──────── SELECTED EXTRACT ────────

Speaking at the 14th Annual Convention of the Association of Investment Bankers of India (AIBI), Pandey said gaps in disclosures not only undermine investor understanding but can also prolong fundraising timelines due to repeated regulatory queries.
“Disclosures on capital structure must clearly explain past capital raisings, preferential allotments and changes in control — especially those close to the IPO,” Pandey said. “We also expect greater clarity on the business model, with transparent explanations of revenue and cost drivers,” he added.
The Sebi chairman noted that the regulator continues to see recurring shortcomings in offer documents that reduce transparency for investors. He also urged companies to strengthen the Management Discussion and Analysis (MD&A) section, saying it should move beyond descriptive narration and instead explain the key internal and external drivers of performance.
“Our inspections show that due diligence is not always independent and, at times, relies excessively on issuer undertakings… Projections, particularly for working capital and capex, must be independently verified, and supporting documents should be maintained for all material statements,” Pandey said.
The Sebi chairman also flagged the mismatch often seen between valuations in the unlisted market and prices discovered during IPO book-building.
Responding to a question on the surge in unlisted market activity, Pandey said, “Pre-listing and post-listing are different worlds. There are a large number of unlisted companies, and how we deal with this is something we need to explore, in consultation with the Ministry of Corporate Affairs.”
Pandey’s remarks come amid a strong IPO cycle. India has emerged as the world’s largest IPO market by number of issues and the third-largest by value, with 311 IPOs raising ₹1.7 trillion in the first nine months of 2025-26 (M9FY26).
Overall equity mobilisation has crossed ₹3.8 trillion while debt issuances have raised ₹6.8 trillion, according to Sebi data.
Sebi’s internal estimates indicate that a further ₹1.5 trillion of fundraising is currently in the pipeline.
Pandey said the regulator will soon roll out a pan-Indian programme on corporate bonds to enhance issuer and investor awareness.
Sebi is also working to deepen participation in real estate investment trusts (Reits) and infrastructure investment trusts (InvITs).
“We are engaging institutional investors to increase participation in Reits and InvITs, coordinating with the Ministry of Finance to accelerate public asset monetisation, and working with Insurance Regulatory and Development Authority of India, Pension Fund Regulatory and Development Authority, and Employees' Provident Fund Organisation to facilitate greater participation from entities under their supervision,” he said.

────────

DIRECTIVE 1 ▸
Answer these questions on the article on Sebi's IPO remarks:
(a) At what event was Pandey speaking?
(b) How many IPOs were held in the first nine months of 2025-26, and how much did they raise?
(c) According to Sebi's internal estimates, how much further fundraising is currently in the pipeline?
These records are unrelated to the article on Sebi's IPO remarks.

──────── DATA SECTION ────────

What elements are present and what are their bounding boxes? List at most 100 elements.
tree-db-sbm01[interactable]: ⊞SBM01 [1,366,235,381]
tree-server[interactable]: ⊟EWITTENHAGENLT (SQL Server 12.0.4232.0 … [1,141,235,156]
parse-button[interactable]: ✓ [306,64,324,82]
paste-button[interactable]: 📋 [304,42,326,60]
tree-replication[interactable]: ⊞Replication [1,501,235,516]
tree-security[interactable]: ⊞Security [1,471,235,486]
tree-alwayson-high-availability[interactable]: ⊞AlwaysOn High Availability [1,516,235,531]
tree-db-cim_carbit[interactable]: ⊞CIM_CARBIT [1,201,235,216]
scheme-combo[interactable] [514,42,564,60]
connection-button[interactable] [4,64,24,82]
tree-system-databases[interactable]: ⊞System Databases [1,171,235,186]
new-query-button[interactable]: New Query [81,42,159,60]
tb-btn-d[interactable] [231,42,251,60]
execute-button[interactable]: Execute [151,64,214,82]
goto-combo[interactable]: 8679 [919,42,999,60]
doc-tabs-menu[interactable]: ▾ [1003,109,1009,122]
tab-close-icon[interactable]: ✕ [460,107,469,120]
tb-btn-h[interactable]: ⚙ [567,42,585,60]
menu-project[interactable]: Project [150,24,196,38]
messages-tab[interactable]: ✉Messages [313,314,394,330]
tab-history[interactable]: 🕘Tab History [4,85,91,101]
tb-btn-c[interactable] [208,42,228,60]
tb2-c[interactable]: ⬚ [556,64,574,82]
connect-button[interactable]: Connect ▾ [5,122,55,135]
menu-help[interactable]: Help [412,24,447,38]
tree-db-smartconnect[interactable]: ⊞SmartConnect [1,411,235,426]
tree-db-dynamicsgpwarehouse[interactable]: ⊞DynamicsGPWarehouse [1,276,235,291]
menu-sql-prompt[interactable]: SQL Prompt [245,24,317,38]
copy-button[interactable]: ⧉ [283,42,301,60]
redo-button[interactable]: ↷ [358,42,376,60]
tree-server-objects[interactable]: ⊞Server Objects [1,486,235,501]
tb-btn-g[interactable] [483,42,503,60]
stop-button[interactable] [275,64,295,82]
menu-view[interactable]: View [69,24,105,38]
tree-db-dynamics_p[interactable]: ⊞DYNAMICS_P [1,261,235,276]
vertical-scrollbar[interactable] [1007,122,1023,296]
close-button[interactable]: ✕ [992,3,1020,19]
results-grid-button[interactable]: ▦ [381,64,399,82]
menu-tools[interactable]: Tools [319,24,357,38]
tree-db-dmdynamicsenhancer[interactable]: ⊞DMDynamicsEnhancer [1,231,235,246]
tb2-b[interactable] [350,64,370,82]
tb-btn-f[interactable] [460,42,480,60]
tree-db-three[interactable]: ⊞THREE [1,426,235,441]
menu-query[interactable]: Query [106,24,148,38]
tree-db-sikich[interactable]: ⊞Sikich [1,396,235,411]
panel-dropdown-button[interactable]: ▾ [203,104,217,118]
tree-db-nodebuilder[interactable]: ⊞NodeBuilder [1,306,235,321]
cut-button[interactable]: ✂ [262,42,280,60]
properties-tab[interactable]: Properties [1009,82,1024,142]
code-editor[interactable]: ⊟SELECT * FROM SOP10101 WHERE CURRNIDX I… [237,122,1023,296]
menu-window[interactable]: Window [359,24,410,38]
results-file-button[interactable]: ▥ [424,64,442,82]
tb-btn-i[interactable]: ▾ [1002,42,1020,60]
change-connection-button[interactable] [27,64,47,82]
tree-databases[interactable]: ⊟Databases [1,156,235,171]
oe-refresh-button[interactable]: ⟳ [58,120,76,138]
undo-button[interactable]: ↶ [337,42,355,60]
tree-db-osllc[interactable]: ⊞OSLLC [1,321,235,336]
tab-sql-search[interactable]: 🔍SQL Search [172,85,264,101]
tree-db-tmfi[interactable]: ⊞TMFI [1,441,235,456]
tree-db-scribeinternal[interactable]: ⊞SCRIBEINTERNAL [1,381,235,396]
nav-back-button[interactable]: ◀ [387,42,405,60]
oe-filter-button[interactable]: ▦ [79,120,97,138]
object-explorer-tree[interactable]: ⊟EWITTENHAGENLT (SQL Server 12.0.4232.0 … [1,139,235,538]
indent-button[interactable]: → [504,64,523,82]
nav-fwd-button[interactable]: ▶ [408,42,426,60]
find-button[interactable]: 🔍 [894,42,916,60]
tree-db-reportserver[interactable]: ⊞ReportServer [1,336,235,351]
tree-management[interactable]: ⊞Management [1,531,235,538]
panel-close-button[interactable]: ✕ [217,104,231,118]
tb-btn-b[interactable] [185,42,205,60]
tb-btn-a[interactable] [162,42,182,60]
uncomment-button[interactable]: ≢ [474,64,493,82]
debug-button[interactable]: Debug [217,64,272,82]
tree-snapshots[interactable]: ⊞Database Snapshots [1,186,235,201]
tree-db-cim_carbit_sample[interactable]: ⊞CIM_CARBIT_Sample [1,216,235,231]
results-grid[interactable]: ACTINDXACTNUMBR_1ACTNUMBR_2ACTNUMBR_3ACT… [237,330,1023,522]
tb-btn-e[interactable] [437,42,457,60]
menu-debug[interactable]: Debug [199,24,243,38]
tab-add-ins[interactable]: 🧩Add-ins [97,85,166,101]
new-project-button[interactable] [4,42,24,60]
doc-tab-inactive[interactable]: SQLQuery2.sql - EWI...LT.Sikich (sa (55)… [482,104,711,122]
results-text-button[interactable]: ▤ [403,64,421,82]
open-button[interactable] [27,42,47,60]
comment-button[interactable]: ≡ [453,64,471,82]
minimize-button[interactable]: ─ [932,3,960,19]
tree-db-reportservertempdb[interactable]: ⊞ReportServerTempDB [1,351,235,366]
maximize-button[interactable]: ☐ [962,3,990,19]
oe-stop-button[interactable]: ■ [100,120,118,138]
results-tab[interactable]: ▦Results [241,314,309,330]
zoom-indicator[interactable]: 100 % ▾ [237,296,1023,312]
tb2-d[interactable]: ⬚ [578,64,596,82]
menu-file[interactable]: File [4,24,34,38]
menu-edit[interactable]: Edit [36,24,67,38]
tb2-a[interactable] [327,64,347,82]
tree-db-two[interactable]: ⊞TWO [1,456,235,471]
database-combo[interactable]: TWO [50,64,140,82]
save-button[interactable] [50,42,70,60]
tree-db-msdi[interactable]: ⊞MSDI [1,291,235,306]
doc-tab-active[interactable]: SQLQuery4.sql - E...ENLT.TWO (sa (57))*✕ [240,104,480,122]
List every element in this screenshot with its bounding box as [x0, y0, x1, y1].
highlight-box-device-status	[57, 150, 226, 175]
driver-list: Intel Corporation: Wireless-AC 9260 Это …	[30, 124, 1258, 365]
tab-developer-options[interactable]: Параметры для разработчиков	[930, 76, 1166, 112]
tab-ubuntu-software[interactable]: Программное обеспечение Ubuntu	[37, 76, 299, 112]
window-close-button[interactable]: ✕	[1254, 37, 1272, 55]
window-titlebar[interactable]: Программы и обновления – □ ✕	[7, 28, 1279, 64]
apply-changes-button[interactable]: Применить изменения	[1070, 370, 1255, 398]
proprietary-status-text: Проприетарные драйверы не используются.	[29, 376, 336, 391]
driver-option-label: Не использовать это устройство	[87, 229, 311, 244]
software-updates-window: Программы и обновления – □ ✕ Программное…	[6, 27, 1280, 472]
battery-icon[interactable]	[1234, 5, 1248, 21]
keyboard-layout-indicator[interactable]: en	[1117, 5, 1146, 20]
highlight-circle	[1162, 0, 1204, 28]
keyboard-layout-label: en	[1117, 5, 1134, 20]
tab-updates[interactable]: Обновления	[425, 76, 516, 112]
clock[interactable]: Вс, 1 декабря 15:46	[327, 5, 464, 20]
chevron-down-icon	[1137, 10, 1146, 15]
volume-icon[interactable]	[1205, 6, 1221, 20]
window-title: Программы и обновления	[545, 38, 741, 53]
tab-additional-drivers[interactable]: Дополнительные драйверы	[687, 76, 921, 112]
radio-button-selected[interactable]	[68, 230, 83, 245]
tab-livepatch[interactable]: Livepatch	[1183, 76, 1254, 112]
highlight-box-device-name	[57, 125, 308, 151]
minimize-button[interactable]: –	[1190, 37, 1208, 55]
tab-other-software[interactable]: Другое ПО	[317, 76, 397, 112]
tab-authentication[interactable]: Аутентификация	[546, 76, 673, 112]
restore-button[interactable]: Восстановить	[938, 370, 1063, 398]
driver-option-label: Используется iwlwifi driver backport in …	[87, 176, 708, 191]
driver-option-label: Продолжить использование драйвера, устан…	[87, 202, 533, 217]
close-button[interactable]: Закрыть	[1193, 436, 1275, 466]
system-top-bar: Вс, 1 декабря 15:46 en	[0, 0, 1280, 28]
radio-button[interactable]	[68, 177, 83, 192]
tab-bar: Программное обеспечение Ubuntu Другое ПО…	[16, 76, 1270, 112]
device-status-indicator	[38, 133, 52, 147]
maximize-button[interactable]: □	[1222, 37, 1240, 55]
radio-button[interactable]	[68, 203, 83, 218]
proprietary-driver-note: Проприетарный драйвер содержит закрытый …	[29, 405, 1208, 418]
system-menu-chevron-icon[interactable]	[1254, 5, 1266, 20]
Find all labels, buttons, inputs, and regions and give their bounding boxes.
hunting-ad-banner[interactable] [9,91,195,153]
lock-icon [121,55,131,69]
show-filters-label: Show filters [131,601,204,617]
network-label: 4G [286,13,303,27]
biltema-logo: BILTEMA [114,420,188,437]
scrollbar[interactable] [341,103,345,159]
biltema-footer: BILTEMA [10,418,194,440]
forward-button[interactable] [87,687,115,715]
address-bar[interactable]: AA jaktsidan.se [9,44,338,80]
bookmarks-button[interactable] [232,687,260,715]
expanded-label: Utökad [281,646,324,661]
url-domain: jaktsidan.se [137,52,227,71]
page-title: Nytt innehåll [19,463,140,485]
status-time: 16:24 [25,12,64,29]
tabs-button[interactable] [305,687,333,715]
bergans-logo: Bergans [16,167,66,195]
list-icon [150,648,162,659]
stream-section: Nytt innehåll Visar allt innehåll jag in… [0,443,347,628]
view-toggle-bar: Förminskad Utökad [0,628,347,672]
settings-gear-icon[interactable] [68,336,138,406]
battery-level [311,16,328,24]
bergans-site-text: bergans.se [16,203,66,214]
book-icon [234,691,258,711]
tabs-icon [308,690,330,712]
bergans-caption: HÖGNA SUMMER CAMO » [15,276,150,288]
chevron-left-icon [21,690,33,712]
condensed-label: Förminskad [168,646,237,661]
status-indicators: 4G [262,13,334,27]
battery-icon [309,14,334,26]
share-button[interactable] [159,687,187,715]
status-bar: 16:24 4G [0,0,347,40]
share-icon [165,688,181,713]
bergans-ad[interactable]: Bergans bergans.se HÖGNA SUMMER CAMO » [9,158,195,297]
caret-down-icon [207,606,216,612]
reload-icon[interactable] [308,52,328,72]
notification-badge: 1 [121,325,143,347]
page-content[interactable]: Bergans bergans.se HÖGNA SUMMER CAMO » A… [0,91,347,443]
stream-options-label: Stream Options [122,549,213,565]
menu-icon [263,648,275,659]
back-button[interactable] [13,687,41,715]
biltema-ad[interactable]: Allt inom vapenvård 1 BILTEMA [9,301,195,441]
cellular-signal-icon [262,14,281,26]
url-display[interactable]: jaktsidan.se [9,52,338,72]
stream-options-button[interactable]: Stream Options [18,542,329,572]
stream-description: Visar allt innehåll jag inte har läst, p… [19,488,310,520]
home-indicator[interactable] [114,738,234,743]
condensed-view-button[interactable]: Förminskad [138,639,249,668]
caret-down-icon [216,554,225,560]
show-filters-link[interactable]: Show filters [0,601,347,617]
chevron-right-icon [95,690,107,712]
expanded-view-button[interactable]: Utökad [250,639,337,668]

────────

DIRECTIVE 2 ▸
Please arrange the records as a numbered list, from the start of the records through the line holding "tree-alwayson-high-availability[interactable]: ⊞AlwaysOn High", inclusive, and leave out any blank lines.

FINISHED ANSWER 1 ▸
(a) The 14th Annual Convention of the Association of Investment Bankers of India (AIBI).
(b) 311 IPOs, raising ₹1.7 trillion.
(c) ₹1.5 trillion.

FINISHED ANSWER 2 ▸
1. What elements are present and what are their bounding boxes? List at most 100 elements.
2. tree-db-sbm01[interactable]: ⊞SBM01 [1,366,235,381]
3. tree-server[interactable]: ⊟EWITTENHAGENLT (SQL Server 12.0.4232.0 … [1,141,235,156]
4. parse-button[interactable]: ✓ [306,64,324,82]
5. paste-button[interactable]: 📋 [304,42,326,60]
6. tree-replication[interactable]: ⊞Replication [1,501,235,516]
7. tree-security[interactable]: ⊞Security [1,471,235,486]
8. tree-alwayson-high-availability[interactable]: ⊞AlwaysOn High Availability [1,516,235,531]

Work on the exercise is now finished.